--- START Extracted entries ---

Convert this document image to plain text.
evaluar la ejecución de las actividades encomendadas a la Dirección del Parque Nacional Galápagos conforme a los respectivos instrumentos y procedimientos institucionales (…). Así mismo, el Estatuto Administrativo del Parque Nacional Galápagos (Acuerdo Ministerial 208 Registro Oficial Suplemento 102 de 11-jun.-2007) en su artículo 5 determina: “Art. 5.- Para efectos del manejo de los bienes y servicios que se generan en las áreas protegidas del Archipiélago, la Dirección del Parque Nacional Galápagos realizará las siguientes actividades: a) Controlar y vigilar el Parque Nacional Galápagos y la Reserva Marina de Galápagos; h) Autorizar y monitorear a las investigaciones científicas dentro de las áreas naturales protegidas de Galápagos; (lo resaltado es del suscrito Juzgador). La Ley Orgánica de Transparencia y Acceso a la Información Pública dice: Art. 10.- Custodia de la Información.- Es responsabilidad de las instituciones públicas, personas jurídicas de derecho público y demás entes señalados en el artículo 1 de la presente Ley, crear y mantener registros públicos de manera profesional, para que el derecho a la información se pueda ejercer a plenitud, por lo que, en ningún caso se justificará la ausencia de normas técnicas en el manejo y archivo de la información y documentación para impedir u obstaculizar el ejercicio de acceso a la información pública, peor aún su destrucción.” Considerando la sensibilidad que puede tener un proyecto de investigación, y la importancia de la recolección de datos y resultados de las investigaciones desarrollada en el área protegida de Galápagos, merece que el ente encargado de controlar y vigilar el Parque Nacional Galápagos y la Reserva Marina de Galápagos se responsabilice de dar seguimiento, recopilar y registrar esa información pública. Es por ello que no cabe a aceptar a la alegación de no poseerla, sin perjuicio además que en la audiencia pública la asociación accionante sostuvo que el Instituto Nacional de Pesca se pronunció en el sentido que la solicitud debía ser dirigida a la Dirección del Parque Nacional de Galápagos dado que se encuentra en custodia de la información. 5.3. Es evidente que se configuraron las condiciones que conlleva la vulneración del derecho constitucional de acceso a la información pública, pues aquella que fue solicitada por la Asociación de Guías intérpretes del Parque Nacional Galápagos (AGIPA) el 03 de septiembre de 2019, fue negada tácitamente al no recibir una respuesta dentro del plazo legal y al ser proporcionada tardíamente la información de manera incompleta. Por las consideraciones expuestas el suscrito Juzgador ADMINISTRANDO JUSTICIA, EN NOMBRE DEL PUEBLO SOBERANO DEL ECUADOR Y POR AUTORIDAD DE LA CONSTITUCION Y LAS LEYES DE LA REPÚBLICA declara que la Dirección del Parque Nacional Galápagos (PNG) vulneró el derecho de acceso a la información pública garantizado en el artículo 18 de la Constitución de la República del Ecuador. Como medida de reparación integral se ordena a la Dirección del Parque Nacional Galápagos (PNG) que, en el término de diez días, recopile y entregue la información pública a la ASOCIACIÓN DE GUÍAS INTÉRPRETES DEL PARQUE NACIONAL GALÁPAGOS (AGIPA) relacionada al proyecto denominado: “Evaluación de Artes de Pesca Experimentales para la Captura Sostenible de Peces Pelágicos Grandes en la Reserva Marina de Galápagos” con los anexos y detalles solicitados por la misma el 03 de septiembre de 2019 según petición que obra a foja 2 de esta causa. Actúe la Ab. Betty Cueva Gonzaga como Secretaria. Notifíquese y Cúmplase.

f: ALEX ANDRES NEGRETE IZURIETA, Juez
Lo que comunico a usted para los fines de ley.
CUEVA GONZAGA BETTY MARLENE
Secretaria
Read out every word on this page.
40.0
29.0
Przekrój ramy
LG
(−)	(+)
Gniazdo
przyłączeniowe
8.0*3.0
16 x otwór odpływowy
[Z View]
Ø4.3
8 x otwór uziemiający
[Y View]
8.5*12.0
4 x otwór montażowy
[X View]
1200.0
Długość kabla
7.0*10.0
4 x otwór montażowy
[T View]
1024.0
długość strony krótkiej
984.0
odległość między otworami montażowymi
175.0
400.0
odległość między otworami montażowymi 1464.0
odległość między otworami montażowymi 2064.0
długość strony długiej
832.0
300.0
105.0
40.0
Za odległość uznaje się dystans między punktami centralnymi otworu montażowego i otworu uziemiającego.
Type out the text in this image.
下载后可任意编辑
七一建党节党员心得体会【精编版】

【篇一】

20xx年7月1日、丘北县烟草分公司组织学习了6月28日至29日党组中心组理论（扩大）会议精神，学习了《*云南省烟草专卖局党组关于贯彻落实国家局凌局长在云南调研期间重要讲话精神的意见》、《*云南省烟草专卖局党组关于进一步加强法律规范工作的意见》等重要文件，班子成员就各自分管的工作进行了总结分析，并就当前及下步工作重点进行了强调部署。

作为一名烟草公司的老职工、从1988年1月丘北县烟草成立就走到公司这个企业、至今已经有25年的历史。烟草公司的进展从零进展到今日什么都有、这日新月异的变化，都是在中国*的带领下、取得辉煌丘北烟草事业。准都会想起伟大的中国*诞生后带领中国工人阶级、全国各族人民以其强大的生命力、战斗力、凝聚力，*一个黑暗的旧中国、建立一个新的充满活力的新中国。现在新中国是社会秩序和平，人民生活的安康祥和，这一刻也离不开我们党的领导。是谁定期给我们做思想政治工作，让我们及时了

--- END Extracted entries ---

Exercise instructions:
How many of the lines above include the word "montażowymi"? Respond with the number alone.

Solved problem:
3